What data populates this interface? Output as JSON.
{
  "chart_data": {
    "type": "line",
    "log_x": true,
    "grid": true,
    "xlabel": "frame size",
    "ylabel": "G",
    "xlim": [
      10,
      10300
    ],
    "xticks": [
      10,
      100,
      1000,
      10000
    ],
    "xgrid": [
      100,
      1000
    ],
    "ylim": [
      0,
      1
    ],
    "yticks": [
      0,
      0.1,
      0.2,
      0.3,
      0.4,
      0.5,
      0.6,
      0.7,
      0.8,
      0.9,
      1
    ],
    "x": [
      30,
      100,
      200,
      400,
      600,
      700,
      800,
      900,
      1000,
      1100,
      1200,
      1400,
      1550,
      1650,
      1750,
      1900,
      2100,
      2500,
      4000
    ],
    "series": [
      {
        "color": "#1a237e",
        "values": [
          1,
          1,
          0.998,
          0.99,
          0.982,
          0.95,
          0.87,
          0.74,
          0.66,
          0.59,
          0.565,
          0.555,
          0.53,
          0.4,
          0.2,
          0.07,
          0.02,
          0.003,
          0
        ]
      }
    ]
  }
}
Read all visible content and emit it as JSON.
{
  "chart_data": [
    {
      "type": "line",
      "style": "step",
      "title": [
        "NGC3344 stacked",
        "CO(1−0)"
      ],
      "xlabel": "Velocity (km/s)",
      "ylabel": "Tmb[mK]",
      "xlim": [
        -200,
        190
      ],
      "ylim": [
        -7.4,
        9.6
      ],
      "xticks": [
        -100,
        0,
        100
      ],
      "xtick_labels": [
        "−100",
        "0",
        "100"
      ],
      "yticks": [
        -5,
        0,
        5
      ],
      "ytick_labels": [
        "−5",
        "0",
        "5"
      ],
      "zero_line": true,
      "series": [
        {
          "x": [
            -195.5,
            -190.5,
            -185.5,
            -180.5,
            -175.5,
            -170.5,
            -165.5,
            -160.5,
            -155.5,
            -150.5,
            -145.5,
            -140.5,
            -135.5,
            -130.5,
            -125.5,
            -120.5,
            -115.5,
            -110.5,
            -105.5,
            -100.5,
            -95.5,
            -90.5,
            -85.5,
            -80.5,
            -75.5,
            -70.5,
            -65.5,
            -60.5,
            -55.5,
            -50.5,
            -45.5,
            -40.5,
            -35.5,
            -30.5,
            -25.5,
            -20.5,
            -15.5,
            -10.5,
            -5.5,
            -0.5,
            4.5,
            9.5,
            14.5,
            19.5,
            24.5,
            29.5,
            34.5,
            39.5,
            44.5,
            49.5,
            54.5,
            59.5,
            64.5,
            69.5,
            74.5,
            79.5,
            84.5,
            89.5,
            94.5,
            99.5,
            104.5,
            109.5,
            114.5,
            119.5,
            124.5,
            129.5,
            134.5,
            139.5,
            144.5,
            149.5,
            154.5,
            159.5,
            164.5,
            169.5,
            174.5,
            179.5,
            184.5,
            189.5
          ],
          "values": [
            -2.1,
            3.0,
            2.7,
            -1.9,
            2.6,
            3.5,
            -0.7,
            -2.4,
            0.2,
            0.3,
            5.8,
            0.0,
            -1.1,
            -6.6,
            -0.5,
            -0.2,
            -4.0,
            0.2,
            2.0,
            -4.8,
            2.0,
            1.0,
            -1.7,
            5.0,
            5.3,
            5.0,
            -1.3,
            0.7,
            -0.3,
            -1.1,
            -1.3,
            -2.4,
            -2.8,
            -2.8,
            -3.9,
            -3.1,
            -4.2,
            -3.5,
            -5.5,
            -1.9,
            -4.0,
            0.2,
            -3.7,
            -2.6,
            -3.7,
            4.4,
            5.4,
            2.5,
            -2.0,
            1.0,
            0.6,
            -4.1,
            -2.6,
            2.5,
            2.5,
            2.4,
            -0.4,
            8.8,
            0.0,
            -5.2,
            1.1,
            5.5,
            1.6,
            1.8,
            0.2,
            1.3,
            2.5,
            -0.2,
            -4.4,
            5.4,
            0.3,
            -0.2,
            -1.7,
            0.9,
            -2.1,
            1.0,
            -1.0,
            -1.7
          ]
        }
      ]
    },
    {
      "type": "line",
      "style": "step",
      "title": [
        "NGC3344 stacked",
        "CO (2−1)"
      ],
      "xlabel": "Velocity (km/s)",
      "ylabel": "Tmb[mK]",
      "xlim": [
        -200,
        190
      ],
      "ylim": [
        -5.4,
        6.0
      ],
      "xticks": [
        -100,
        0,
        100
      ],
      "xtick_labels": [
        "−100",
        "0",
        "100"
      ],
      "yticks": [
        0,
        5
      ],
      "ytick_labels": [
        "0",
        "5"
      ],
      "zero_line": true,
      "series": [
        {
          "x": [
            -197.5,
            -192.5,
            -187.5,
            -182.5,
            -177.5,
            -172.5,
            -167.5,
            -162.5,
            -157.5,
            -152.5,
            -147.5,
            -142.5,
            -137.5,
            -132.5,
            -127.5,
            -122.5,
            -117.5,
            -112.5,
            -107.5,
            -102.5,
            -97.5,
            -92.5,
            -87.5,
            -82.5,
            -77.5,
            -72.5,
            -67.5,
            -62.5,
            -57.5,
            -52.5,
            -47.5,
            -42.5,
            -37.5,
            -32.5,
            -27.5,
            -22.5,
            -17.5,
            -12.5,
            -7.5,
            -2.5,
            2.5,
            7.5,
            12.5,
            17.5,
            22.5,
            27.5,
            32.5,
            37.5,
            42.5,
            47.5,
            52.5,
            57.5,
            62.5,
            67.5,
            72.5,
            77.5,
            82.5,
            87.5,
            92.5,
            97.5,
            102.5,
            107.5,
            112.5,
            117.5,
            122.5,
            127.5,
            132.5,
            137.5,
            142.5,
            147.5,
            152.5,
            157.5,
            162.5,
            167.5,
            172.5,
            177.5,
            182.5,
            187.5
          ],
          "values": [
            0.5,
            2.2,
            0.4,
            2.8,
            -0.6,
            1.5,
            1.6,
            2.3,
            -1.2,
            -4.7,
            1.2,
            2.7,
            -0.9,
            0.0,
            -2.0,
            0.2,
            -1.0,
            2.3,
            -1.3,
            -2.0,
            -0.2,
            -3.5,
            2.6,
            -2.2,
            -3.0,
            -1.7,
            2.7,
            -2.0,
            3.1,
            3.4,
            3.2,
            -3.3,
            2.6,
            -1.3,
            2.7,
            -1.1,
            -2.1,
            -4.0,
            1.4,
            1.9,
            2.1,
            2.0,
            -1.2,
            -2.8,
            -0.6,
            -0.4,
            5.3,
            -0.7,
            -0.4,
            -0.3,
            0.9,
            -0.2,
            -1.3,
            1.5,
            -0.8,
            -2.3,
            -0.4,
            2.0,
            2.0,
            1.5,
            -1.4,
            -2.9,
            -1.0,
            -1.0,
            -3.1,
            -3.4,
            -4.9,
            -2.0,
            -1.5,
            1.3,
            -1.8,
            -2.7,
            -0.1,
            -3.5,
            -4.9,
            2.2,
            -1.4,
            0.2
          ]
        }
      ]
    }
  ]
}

---------------

→ Task statement:
Each entry above is to be printed again exactly.

→ Exercise result:
What data populates this interface? Output as JSON.
{
  "chart_data": {
    "type": "line",
    "log_x": true,
    "grid": true,
    "xlabel": "frame size",
    "ylabel": "G",
    "xlim": [
      10,
      10300
    ],
    "xticks": [
      10,
      100,
      1000,
      10000
    ],
    "xgrid": [
      100,
      1000
    ],
    "ylim": [
      0,
      1
    ],
    "yticks": [
      0,
      0.1,
      0.2,
      0.3,
      0.4,
      0.5,
      0.6,
      0.7,
      0.8,
      0.9,
      1
    ],
    "x": [
      30,
      100,
      200,
      400,
      600,
      700,
      800,
      900,
      1000,
      1100,
      1200,
      1400,
      1550,
      1650,
      1750,
      1900,
      2100,
      2500,
      4000
    ],
    "series": [
      {
        "color": "#1a237e",
        "values": [
          1,
          1,
          0.998,
          0.99,
          0.982,
          0.95,
          0.87,
          0.74,
          0.66,
          0.59,
          0.565,
          0.555,
          0.53,
          0.4,
          0.2,
          0.07,
          0.02,
          0.003,
          0
        ]
      }
    ]
  }
}
Read all visible content and emit it as JSON.
{
  "chart_data": [
    {
      "type": "line",
      "style": "step",
      "title": [
        "NGC3344 stacked",
        "CO(1−0)"
      ],
      "xlabel": "Velocity (km/s)",
      "ylabel": "Tmb[mK]",
      "xlim": [
        -200,
        190
      ],
      "ylim": [
        -7.4,
        9.6
      ],
      "xticks": [
        -100,
        0,
        100
      ],
      "xtick_labels": [
        "−100",
        "0",
        "100"
      ],
      "yticks": [
        -5,
        0,
        5
      ],
      "ytick_labels": [
        "−5",
        "0",
        "5"
      ],
      "zero_line": true,
      "series": [
        {
          "x": [
            -195.5,
            -190.5,
            -185.5,
            -180.5,
            -175.5,
            -170.5,
            -165.5,
            -160.5,
            -155.5,
            -150.5,
            -145.5,
            -140.5,
            -135.5,
            -130.5,
            -125.5,
            -120.5,
            -115.5,
            -110.5,
            -105.5,
            -100.5,
            -95.5,
            -90.5,
            -85.5,
            -80.5,
            -75.5,
            -70.5,
            -65.5,
            -60.5,
            -55.5,
            -50.5,
            -45.5,
            -40.5,
            -35.5,
            -30.5,
            -25.5,
            -20.5,
            -15.5,
            -10.5,
            -5.5,
            -0.5,
            4.5,
            9.5,
            14.5,
            19.5,
            24.5,
            29.5,
            34.5,
            39.5,
            44.5,
            49.5,
            54.5,
            59.5,
            64.5,
            69.5,
            74.5,
            79.5,
            84.5,
            89.5,
            94.5,
            99.5,
            104.5,
            109.5,
            114.5,
            119.5,
            124.5,
            129.5,
            134.5,
            139.5,
            144.5,
            149.5,
            154.5,
            159.5,
            164.5,
            169.5,
            174.5,
            179.5,
            184.5,
            189.5
          ],
          "values": [
            -2.1,
            3.0,
            2.7,
            -1.9,
            2.6,
            3.5,
            -0.7,
            -2.4,
            0.2,
            0.3,
            5.8,
            0.0,
            -1.1,
            -6.6,
            -0.5,
            -0.2,
            -4.0,
            0.2,
            2.0,
            -4.8,
            2.0,
            1.0,
            -1.7,
            5.0,
            5.3,
            5.0,
            -1.3,
            0.7,
            -0.3,
            -1.1,
            -1.3,
            -2.4,
            -2.8,
            -2.8,
            -3.9,
            -3.1,
            -4.2,
            -3.5,
            -5.5,
            -1.9,
            -4.0,
            0.2,
            -3.7,
            -2.6,
            -3.7,
            4.4,
            5.4,
            2.5,
            -2.0,
            1.0,
            0.6,
            -4.1,
            -2.6,
            2.5,
            2.5,
            2.4,
            -0.4,
            8.8,
            0.0,
            -5.2,
            1.1,
            5.5,
            1.6,
            1.8,
            0.2,
            1.3,
            2.5,
            -0.2,
            -4.4,
            5.4,
            0.3,
            -0.2,
            -1.7,
            0.9,
            -2.1,
            1.0,
            -1.0,
            -1.7
          ]
        }
      ]
    },
    {
      "type": "line",
      "style": "step",
      "title": [
        "NGC3344 stacked",
        "CO (2−1)"
      ],
      "xlabel": "Velocity (km/s)",
      "ylabel": "Tmb[mK]",
      "xlim": [
        -200,
        190
      ],
      "ylim": [
        -5.4,
        6.0
      ],
      "xticks": [
        -100,
        0,
        100
      ],
      "xtick_labels": [
        "−100",
        "0",
        "100"
      ],
      "yticks": [
        0,
        5
      ],
      "ytick_labels": [
        "0",
        "5"
      ],
      "zero_line": true,
      "series": [
        {
          "x": [
            -197.5,
            -192.5,
            -187.5,
            -182.5,
            -177.5,
            -172.5,
            -167.5,
            -162.5,
            -157.5,
            -152.5,
            -147.5,
            -142.5,
            -137.5,
            -132.5,
            -127.5,
            -122.5,
            -117.5,
            -112.5,
            -107.5,
            -102.5,
            -97.5,
            -92.5,
            -87.5,
            -82.5,
            -77.5,
            -72.5,
            -67.5,
            -62.5,
            -57.5,
            -52.5,
            -47.5,
            -42.5,
            -37.5,
            -32.5,
            -27.5,
            -22.5,
            -17.5,
            -12.5,
            -7.5,
            -2.5,
            2.5,
            7.5,
            12.5,
            17.5,
            22.5,
            27.5,
            32.5,
            37.5,
            42.5,
            47.5,
            52.5,
            57.5,
            62.5,
            67.5,
            72.5,
            77.5,
            82.5,
            87.5,
            92.5,
            97.5,
            102.5,
            107.5,
            112.5,
            117.5,
            122.5,
            127.5,
            132.5,
            137.5,
            142.5,
            147.5,
            152.5,
            157.5,
            162.5,
            167.5,
            172.5,
            177.5,
            182.5,
            187.5
          ],
          "values": [
            0.5,
            2.2,
            0.4,
            2.8,
            -0.6,
            1.5,
            1.6,
            2.3,
            -1.2,
            -4.7,
            1.2,
            2.7,
            -0.9,
            0.0,
            -2.0,
            0.2,
            -1.0,
            2.3,
            -1.3,
            -2.0,
            -0.2,
            -3.5,
            2.6,
            -2.2,
            -3.0,
            -1.7,
            2.7,
            -2.0,
            3.1,
            3.4,
            3.2,
            -3.3,
            2.6,
            -1.3,
            2.7,
            -1.1,
            -2.1,
            -4.0,
            1.4,
            1.9,
            2.1,
            2.0,
            -1.2,
            -2.8,
            -0.6,
            -0.4,
            5.3,
            -0.7,
            -0.4,
            -0.3,
            0.9,
            -0.2,
            -1.3,
            1.5,
            -0.8,
            -2.3,
            -0.4,
            2.0,
            2.0,
            1.5,
            -1.4,
            -2.9,
            -1.0,
            -1.0,
            -3.1,
            -3.4,
            -4.9,
            -2.0,
            -1.5,
            1.3,
            -1.8,
            -2.7,
            -0.1,
            -3.5,
            -4.9,
            2.2,
            -1.4,
            0.2
          ]
        }
      ]
    }
  ]
}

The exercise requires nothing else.